--- start of Stored records ---

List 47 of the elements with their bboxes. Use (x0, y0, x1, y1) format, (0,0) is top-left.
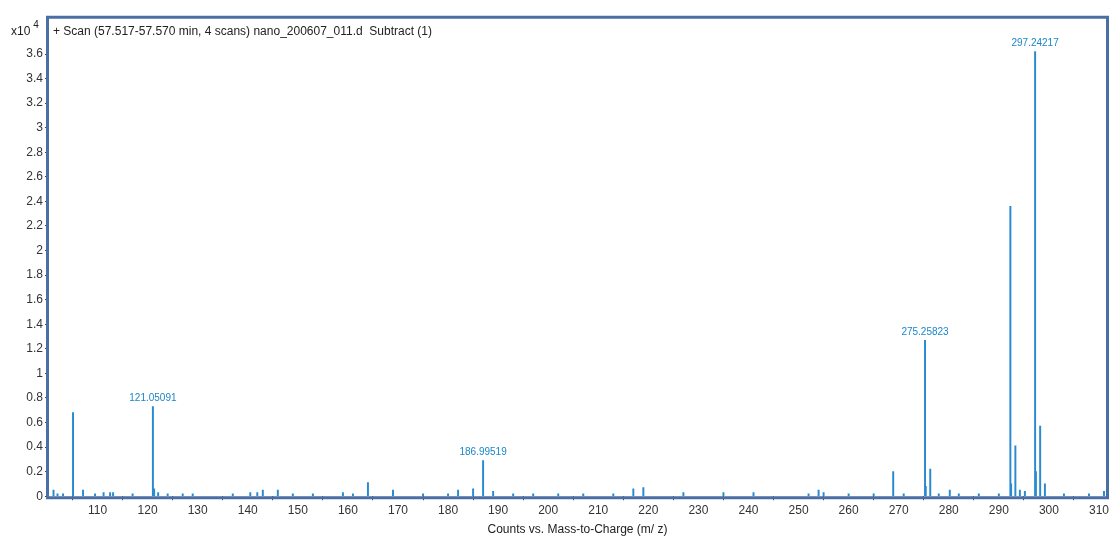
x-tick-label: 270 (888, 502, 910, 517)
y-tick-label: 0.6 (26, 414, 44, 429)
y-tick-label: 3.6 (26, 46, 44, 61)
x-axis-title: Counts vs. Mass-to-Charge (m/ z) (487, 522, 668, 537)
y-axis-title: x104 (11, 18, 40, 38)
annotation: 297.24217 (1011, 37, 1060, 49)
x-tick-label: 310 (1088, 502, 1110, 517)
x-tick-label: 140 (237, 502, 259, 517)
y-tick-label: 2.6 (26, 169, 44, 184)
x-tick-label: 130 (187, 502, 209, 517)
x-tick-label: 180 (438, 502, 459, 517)
annotation: 275.25823 (901, 325, 950, 337)
x-tick-label: 190 (488, 502, 509, 517)
x-tick-label: 230 (688, 502, 709, 517)
x-tick-label: 260 (838, 502, 859, 517)
y-tick-label: 1 (36, 365, 44, 380)
y-tick-label: 0 (36, 488, 44, 503)
y-tick-label: 2.4 (26, 193, 44, 208)
y-tick-label: 1.8 (26, 267, 44, 282)
y-tick-label: 3 (36, 120, 44, 135)
x-tick-label: 210 (588, 502, 609, 517)
y-tick-label: 1.6 (26, 292, 44, 306)
y-tick-label: 2.2 (26, 218, 44, 233)
x-tick-label: 250 (788, 502, 809, 517)
y-tick-label: 2 (36, 242, 44, 257)
y-tick-label: 3.2 (26, 95, 44, 110)
y-tick-label: 0.2 (26, 463, 44, 478)
x-tick-label: 110 (88, 502, 108, 517)
x-tick-label: 120 (137, 502, 158, 517)
x-tick-label: 150 (287, 502, 309, 517)
y-tick-label: 0.4 (26, 439, 44, 454)
annotation: 121.05091 (129, 392, 177, 404)
y-tick-label: 2.8 (26, 144, 44, 159)
y-tick-label: 3.4 (26, 70, 44, 85)
x-tick-label: 220 (638, 502, 659, 517)
y-tick-label: 1.2 (26, 341, 44, 356)
x-tick-label: 300 (1038, 502, 1060, 517)
y-tick-label: 1.4 (26, 316, 44, 331)
y-tick-label: 0.8 (26, 390, 44, 405)
x-tick-label: 200 (538, 502, 559, 517)
x-tick-label: 170 (387, 502, 409, 517)
text: + Scan (57.517-57.570 min, 4 scans) nano_200607_011.d Subtract (1) (53, 23, 433, 38)
x-tick-label: 160 (337, 502, 359, 517)
x-tick-label: 290 (988, 502, 1010, 517)
annotation: 186.99519 (459, 446, 508, 458)
x-tick-label: 240 (738, 502, 759, 517)
x-tick-label: 280 (938, 502, 960, 517)
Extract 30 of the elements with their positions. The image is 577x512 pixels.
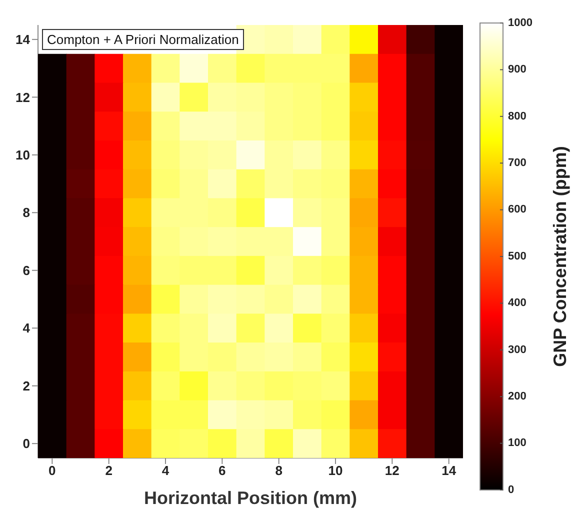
x-tick-label: 14 (442, 463, 457, 478)
x-tick-label: 2 (105, 463, 112, 478)
x-tick-label: 6 (218, 463, 226, 478)
x-tick-label: 12 (384, 463, 400, 478)
y-tick-label: 14 (16, 32, 31, 48)
color-bar-label: 400 (508, 297, 526, 310)
color-bar-label: 700 (508, 157, 526, 170)
color-bar-label: 100 (508, 437, 526, 450)
color-bar-label: 300 (508, 344, 526, 356)
y-tick-label: 4 (22, 320, 31, 336)
y-tick-label: 6 (22, 262, 30, 278)
x-axis-title: Horizontal Position (mm) (144, 488, 357, 508)
color-bar-label: 500 (508, 250, 526, 262)
y-tick-label: 0 (22, 436, 30, 452)
color-bar-label: 200 (508, 390, 526, 403)
x-tick-label: 4 (162, 463, 170, 478)
color-bar-label: 900 (508, 64, 526, 76)
color-bar-label: 1000 (508, 16, 532, 29)
color-bar-label: 800 (508, 110, 526, 122)
x-tick-label: 0 (48, 463, 56, 478)
y-tick-label: 10 (16, 148, 30, 163)
x-tick-label: 10 (328, 463, 343, 478)
color-bar-label: 600 (508, 204, 526, 216)
y-tick-label: 12 (16, 90, 30, 105)
y-tick-label: 8 (22, 205, 30, 220)
y-tick-label: 2 (22, 378, 30, 394)
color-bar-label: 0 (508, 484, 514, 496)
color-bar-title: GNP Concentration (ppm) (550, 146, 570, 367)
x-tick-label: 8 (275, 463, 282, 478)
text: Compton + A Priori Normalization (42, 29, 244, 50)
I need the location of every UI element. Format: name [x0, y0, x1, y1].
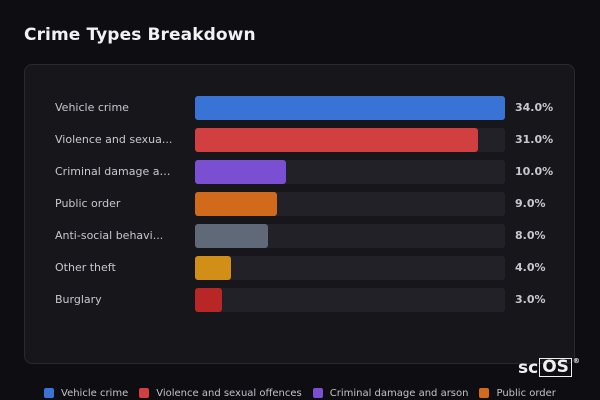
bar-value-label: 31.0%: [515, 133, 554, 146]
bar-row: Public order 9.0%: [25, 192, 574, 216]
bar-track: [195, 160, 505, 184]
bar-track: [195, 288, 505, 312]
bar: [195, 192, 277, 216]
legend-label: Public order: [496, 387, 556, 399]
legend-item[interactable]: Public order: [479, 387, 556, 399]
legend-item[interactable]: Violence and sexual offences: [139, 388, 302, 399]
bar-track: [195, 192, 505, 216]
chart-card: Vehicle crime 34.0% Violence and sexua... 3…: [24, 64, 575, 364]
scos-logo: sc OS ®: [518, 357, 580, 379]
bar-track: [195, 128, 505, 152]
bar: [195, 160, 286, 184]
bar-row: Anti-social behavi... 8.0%: [25, 224, 574, 248]
page-title: Crime Types Breakdown: [24, 25, 256, 45]
bar-row: Criminal damage an... 10.0%: [25, 160, 574, 184]
legend-item[interactable]: Criminal damage and arson: [312, 387, 469, 399]
bar-value-label: 34.0%: [515, 101, 554, 114]
legend-swatch: [479, 388, 490, 398]
bar: [195, 288, 222, 312]
bar-label: Anti-social behavi...: [55, 229, 164, 242]
bar-value-label: 10.0%: [515, 165, 554, 178]
bar-row: Vehicle crime 34.0%: [25, 96, 574, 120]
bar-row: Violence and sexua... 31.0%: [25, 128, 574, 152]
bar-value-label: 8.0%: [515, 229, 546, 242]
bar: [195, 256, 231, 280]
bar-track: [195, 96, 505, 120]
legend-label: Criminal damage and arson: [329, 387, 469, 399]
legend-label: Vehicle crime: [61, 387, 129, 399]
bar-label: Burglary: [55, 293, 102, 306]
bar-track: [195, 256, 505, 280]
logo-registered-mark: ®: [572, 357, 580, 365]
bar-value-label: 9.0%: [515, 197, 546, 210]
bar-label: Public order: [55, 197, 121, 210]
bar-track: [195, 224, 505, 248]
legend-item[interactable]: Vehicle crime: [44, 388, 128, 399]
bar: [195, 128, 478, 152]
bar-label: Other theft: [55, 261, 116, 274]
logo-text-os: OS: [539, 358, 572, 377]
bar-value-label: 4.0%: [515, 261, 546, 274]
chart-legend: Vehicle crime Violence and sexual offence…: [44, 386, 567, 400]
bar: [195, 96, 505, 120]
legend-swatch: [139, 388, 150, 398]
logo-text-sc: sc: [518, 358, 539, 378]
bar-label: Violence and sexua...: [55, 133, 173, 146]
bar: [195, 224, 268, 248]
bar-label: Vehicle crime: [55, 101, 129, 114]
bar-value-label: 3.0%: [515, 293, 546, 306]
bar-row: Other theft 4.0%: [25, 256, 574, 280]
legend-label: Violence and sexual offences: [156, 387, 302, 399]
bar-label: Criminal damage an...: [55, 165, 173, 178]
legend-swatch: [312, 388, 323, 398]
bar-row: Burglary 3.0%: [25, 288, 574, 312]
legend-swatch: [44, 388, 54, 398]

--- end of Stored records ---

**Set exercise**
How many of the lines above contain the string "title"? Case counts. Reply with the number alone.

**Result for this task**
5